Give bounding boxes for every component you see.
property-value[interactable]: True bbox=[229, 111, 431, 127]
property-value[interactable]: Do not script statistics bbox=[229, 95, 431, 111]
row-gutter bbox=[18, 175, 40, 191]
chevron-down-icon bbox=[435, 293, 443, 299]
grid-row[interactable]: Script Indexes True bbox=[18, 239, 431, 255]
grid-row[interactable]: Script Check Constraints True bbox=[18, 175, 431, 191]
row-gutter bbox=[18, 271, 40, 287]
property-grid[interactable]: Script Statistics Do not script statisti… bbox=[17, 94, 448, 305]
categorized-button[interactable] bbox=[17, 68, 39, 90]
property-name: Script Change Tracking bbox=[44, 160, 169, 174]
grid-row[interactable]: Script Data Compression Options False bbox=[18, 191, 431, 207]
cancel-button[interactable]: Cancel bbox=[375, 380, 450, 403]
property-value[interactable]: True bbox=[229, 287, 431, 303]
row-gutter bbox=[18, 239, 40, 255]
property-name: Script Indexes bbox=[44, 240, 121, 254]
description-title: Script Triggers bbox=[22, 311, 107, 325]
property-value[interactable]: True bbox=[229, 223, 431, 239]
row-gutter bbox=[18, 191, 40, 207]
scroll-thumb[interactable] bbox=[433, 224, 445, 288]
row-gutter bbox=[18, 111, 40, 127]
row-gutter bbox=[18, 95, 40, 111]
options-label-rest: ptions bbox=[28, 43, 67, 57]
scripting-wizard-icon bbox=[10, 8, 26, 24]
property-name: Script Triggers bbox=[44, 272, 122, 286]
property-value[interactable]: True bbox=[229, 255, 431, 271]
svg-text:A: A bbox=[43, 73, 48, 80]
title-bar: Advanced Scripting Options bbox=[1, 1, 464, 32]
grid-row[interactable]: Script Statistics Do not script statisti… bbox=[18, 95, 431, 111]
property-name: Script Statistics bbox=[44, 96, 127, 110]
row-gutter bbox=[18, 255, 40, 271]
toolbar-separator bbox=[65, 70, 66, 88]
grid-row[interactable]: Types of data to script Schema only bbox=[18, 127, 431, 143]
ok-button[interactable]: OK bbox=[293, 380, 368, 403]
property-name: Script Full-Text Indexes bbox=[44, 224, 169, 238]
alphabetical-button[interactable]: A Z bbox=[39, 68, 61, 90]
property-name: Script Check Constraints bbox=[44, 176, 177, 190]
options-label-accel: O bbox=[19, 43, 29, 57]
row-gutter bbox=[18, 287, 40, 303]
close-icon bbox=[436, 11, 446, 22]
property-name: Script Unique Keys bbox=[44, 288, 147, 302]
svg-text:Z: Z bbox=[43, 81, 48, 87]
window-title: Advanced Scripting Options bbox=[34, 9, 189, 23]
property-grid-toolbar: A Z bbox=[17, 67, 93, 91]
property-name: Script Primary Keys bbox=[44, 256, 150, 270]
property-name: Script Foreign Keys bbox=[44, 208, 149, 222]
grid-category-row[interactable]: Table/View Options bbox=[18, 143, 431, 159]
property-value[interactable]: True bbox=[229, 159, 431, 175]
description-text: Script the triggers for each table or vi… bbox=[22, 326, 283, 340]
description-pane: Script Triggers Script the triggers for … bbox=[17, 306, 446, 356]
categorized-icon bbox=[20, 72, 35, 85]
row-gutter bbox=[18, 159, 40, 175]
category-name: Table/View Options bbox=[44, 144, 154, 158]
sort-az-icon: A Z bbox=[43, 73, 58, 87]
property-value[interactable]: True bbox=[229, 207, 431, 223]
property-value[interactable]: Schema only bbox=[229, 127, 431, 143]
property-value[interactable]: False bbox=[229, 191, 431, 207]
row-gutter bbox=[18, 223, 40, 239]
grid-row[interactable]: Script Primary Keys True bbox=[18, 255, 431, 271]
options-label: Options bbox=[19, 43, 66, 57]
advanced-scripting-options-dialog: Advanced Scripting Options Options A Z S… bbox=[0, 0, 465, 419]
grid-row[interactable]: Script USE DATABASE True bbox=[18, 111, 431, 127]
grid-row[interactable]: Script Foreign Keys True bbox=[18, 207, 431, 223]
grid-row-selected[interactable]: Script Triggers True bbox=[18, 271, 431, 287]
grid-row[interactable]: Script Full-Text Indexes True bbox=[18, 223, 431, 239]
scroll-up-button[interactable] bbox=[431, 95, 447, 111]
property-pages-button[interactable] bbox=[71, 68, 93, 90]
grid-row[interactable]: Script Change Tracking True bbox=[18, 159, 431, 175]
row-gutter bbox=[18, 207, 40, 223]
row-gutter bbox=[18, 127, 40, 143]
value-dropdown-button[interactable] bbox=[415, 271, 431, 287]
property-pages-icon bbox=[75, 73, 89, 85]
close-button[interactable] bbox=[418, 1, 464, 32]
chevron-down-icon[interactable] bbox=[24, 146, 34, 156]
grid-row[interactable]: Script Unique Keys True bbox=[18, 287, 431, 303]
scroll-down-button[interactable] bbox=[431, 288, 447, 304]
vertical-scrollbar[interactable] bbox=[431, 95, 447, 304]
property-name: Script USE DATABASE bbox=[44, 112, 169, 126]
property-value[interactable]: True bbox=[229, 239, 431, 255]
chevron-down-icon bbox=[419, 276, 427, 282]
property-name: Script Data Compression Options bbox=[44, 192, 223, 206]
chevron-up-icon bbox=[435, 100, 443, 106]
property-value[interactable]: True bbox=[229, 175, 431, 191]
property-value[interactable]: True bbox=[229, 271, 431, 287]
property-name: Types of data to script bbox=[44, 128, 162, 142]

■ ■ ■ ■

- REQUIRED WORK: Repeat every line of the records above word for word.

- OUTPUT:
Give bounding boxes for every component you see.
property-value[interactable]: True bbox=[229, 111, 431, 127]
property-value[interactable]: Do not script statistics bbox=[229, 95, 431, 111]
row-gutter bbox=[18, 175, 40, 191]
chevron-down-icon bbox=[435, 293, 443, 299]
grid-row[interactable]: Script Indexes True bbox=[18, 239, 431, 255]
grid-row[interactable]: Script Check Constraints True bbox=[18, 175, 431, 191]
row-gutter bbox=[18, 271, 40, 287]
property-grid[interactable]: Script Statistics Do not script statisti… bbox=[17, 94, 448, 305]
categorized-button[interactable] bbox=[17, 68, 39, 90]
property-name: Script Change Tracking bbox=[44, 160, 169, 174]
grid-row[interactable]: Script Data Compression Options False bbox=[18, 191, 431, 207]
cancel-button[interactable]: Cancel bbox=[375, 380, 450, 403]
property-value[interactable]: True bbox=[229, 287, 431, 303]
row-gutter bbox=[18, 239, 40, 255]
property-name: Script Indexes bbox=[44, 240, 121, 254]
description-title: Script Triggers bbox=[22, 311, 107, 325]
property-value[interactable]: True bbox=[229, 223, 431, 239]
row-gutter bbox=[18, 191, 40, 207]
scroll-thumb[interactable] bbox=[433, 224, 445, 288]
row-gutter bbox=[18, 111, 40, 127]
row-gutter bbox=[18, 95, 40, 111]
options-label-rest: ptions bbox=[28, 43, 67, 57]
scripting-wizard-icon bbox=[10, 8, 26, 24]
property-name: Script Triggers bbox=[44, 272, 122, 286]
property-value[interactable]: True bbox=[229, 255, 431, 271]
svg-text:A: A bbox=[43, 73, 48, 80]
title-bar: Advanced Scripting Options bbox=[1, 1, 464, 32]
grid-row[interactable]: Script Statistics Do not script statisti… bbox=[18, 95, 431, 111]
property-name: Script Statistics bbox=[44, 96, 127, 110]
row-gutter bbox=[18, 255, 40, 271]
toolbar-separator bbox=[65, 70, 66, 88]
grid-row[interactable]: Types of data to script Schema only bbox=[18, 127, 431, 143]
ok-button[interactable]: OK bbox=[293, 380, 368, 403]
property-name: Script Full-Text Indexes bbox=[44, 224, 169, 238]
alphabetical-button[interactable]: A Z bbox=[39, 68, 61, 90]
property-name: Script Check Constraints bbox=[44, 176, 177, 190]
options-label-accel: O bbox=[19, 43, 29, 57]
row-gutter bbox=[18, 287, 40, 303]
close-icon bbox=[436, 11, 446, 22]
property-name: Script Unique Keys bbox=[44, 288, 147, 302]
svg-text:Z: Z bbox=[43, 81, 48, 87]
window-title: Advanced Scripting Options bbox=[34, 9, 189, 23]
property-grid-toolbar: A Z bbox=[17, 67, 93, 91]
property-name: Script Primary Keys bbox=[44, 256, 150, 270]
property-name: Script Foreign Keys bbox=[44, 208, 149, 222]
grid-category-row[interactable]: Table/View Options bbox=[18, 143, 431, 159]
property-value[interactable]: True bbox=[229, 159, 431, 175]
description-text: Script the triggers for each table or vi… bbox=[22, 326, 283, 340]
description-pane: Script Triggers Script the triggers for … bbox=[17, 306, 446, 356]
categorized-icon bbox=[20, 72, 35, 85]
row-gutter bbox=[18, 159, 40, 175]
category-name: Table/View Options bbox=[44, 144, 154, 158]
sort-az-icon: A Z bbox=[43, 73, 58, 87]
property-value[interactable]: True bbox=[229, 207, 431, 223]
property-value[interactable]: Schema only bbox=[229, 127, 431, 143]
property-value[interactable]: False bbox=[229, 191, 431, 207]
row-gutter bbox=[18, 223, 40, 239]
grid-row[interactable]: Script Primary Keys True bbox=[18, 255, 431, 271]
options-label: Options bbox=[19, 43, 66, 57]
advanced-scripting-options-dialog: Advanced Scripting Options Options A Z S… bbox=[0, 0, 465, 419]
grid-row[interactable]: Script USE DATABASE True bbox=[18, 111, 431, 127]
grid-row[interactable]: Script Foreign Keys True bbox=[18, 207, 431, 223]
grid-row-selected[interactable]: Script Triggers True bbox=[18, 271, 431, 287]
grid-row[interactable]: Script Full-Text Indexes True bbox=[18, 223, 431, 239]
scroll-up-button[interactable] bbox=[431, 95, 447, 111]
property-pages-button[interactable] bbox=[71, 68, 93, 90]
grid-row[interactable]: Script Change Tracking True bbox=[18, 159, 431, 175]
row-gutter bbox=[18, 207, 40, 223]
row-gutter bbox=[18, 127, 40, 143]
value-dropdown-button[interactable] bbox=[415, 271, 431, 287]
property-pages-icon bbox=[75, 73, 89, 85]
close-button[interactable] bbox=[418, 1, 464, 32]
chevron-down-icon[interactable] bbox=[24, 146, 34, 156]
grid-row[interactable]: Script Unique Keys True bbox=[18, 287, 431, 303]
scroll-down-button[interactable] bbox=[431, 288, 447, 304]
vertical-scrollbar[interactable] bbox=[431, 95, 447, 304]
property-name: Script USE DATABASE bbox=[44, 112, 169, 126]
property-value[interactable]: True bbox=[229, 239, 431, 255]
chevron-down-icon bbox=[419, 276, 427, 282]
property-name: Script Data Compression Options bbox=[44, 192, 223, 206]
chevron-up-icon bbox=[435, 100, 443, 106]
property-value[interactable]: True bbox=[229, 175, 431, 191]
property-value[interactable]: True bbox=[229, 271, 431, 287]
property-name: Types of data to script bbox=[44, 128, 162, 142]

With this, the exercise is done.